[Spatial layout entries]
+++++

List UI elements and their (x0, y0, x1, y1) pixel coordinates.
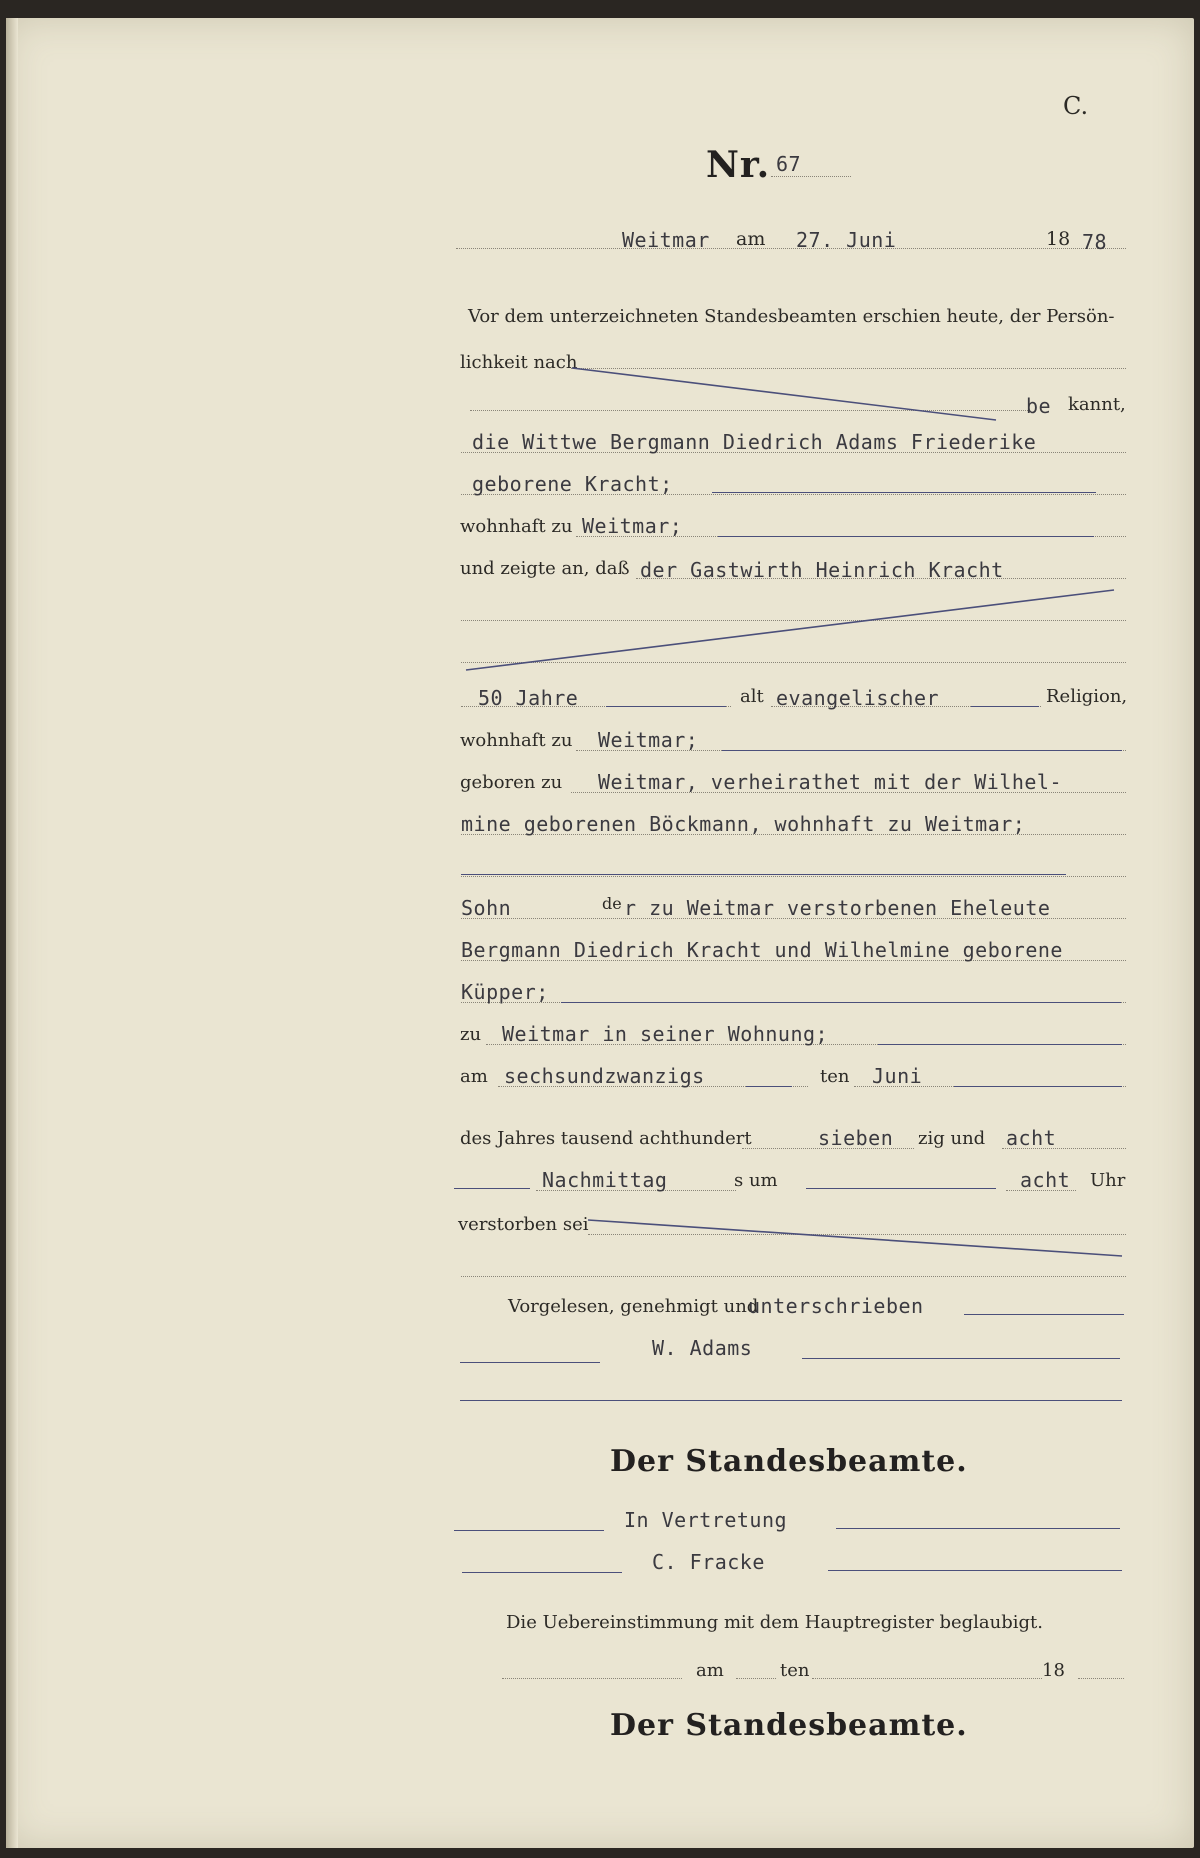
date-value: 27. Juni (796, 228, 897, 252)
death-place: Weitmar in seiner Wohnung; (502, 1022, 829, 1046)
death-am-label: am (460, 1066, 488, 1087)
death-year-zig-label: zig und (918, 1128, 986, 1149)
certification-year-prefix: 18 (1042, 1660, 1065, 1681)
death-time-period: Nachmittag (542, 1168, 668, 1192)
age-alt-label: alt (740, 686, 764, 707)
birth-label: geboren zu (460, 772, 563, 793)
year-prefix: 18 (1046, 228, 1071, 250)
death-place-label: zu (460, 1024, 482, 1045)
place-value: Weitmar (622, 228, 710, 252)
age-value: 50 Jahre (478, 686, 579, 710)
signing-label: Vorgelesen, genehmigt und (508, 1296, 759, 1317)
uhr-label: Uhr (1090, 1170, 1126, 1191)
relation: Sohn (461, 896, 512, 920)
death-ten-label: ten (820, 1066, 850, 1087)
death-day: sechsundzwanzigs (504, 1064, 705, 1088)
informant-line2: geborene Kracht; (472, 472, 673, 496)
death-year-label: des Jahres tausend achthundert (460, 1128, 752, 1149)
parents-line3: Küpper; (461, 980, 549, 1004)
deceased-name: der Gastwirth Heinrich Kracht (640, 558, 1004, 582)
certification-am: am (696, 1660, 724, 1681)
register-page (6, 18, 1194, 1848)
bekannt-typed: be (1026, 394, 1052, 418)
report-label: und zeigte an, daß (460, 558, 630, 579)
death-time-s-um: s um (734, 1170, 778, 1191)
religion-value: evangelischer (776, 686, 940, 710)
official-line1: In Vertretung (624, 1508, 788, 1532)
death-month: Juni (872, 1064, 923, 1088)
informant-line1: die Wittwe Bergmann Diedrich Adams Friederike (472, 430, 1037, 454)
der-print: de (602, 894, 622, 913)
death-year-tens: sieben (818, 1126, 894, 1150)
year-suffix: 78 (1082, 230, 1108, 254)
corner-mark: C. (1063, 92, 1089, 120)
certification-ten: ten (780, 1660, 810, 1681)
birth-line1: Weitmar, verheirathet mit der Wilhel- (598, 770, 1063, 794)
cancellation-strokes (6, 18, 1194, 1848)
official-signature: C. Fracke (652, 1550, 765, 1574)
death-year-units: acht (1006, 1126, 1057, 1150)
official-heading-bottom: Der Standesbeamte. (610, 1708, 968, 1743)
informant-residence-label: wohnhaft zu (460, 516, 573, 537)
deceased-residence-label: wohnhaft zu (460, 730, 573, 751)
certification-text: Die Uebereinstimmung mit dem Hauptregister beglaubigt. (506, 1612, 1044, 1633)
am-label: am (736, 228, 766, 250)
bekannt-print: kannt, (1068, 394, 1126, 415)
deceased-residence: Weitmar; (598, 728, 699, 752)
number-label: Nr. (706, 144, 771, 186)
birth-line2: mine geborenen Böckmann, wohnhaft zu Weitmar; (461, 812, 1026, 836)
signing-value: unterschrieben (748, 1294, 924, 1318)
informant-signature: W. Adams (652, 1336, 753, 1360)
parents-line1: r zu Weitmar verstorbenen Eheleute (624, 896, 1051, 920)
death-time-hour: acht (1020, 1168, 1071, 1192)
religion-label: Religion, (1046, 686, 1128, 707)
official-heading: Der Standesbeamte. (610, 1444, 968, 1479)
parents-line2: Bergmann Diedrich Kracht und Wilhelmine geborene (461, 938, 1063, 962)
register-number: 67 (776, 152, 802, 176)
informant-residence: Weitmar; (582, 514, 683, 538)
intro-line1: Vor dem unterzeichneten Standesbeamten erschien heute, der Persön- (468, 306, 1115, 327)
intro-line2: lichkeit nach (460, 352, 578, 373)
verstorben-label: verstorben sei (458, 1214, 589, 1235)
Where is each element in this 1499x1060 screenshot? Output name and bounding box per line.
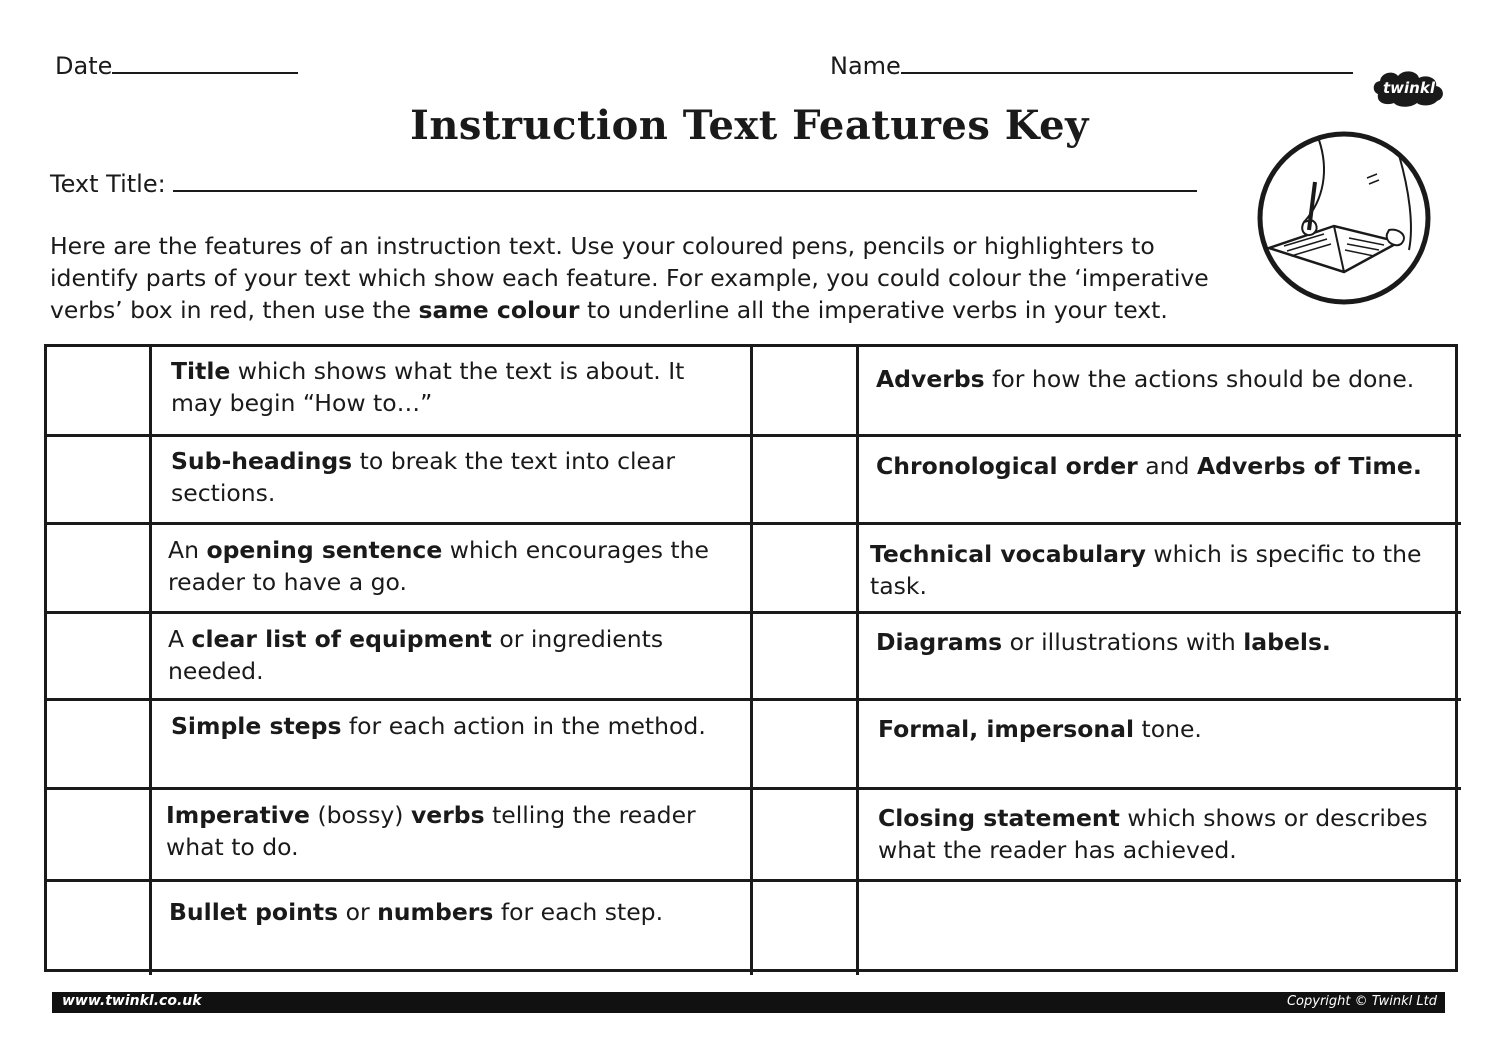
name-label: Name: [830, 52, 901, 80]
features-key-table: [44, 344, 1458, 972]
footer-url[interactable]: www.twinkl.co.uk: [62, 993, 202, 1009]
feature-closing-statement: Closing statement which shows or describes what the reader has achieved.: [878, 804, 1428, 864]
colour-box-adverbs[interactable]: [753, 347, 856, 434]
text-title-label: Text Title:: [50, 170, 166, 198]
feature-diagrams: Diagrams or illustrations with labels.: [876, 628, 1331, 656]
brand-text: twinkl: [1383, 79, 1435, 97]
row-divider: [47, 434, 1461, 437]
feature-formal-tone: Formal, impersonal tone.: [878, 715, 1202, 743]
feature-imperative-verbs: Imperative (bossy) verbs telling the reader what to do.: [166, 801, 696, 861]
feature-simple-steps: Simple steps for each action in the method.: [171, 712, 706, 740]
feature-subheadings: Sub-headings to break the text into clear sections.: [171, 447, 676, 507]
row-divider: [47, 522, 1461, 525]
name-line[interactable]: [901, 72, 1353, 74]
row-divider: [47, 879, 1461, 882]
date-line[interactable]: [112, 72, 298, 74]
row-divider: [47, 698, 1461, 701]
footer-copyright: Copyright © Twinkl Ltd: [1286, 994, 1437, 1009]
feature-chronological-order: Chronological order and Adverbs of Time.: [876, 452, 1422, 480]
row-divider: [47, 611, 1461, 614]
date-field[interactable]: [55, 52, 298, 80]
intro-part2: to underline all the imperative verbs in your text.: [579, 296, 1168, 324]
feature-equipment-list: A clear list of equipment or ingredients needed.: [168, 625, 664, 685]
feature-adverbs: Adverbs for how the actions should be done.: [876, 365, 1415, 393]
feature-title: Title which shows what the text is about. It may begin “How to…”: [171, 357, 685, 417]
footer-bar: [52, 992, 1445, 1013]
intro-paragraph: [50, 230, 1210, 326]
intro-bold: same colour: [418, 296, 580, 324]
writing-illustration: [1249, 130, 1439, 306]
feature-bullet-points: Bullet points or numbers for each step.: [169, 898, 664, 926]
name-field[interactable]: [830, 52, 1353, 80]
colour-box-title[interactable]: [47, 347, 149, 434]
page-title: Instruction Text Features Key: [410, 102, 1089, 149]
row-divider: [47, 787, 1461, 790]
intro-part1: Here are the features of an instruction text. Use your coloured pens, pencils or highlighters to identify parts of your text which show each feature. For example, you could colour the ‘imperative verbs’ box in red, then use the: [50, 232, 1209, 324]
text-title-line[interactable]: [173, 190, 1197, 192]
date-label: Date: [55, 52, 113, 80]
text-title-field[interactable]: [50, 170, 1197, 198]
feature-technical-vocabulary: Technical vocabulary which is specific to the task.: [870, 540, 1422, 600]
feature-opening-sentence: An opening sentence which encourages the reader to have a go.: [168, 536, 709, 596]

+++++

# What to produce
Filter the records above down to the lines that contain the word "title", and copy those lines out.

# Exercise output
text-title-label: Text Title:: [50, 170, 166, 198]
feature-title: Title which shows what the text is about. It may begin “How to…”: [171, 357, 685, 417]
colour-box-title[interactable]: [47, 347, 149, 434]
page-title: Instruction Text Features Key: [410, 102, 1089, 149]
text-title-line[interactable]: [173, 190, 1197, 192]
text-title-field[interactable]: [50, 170, 1197, 198]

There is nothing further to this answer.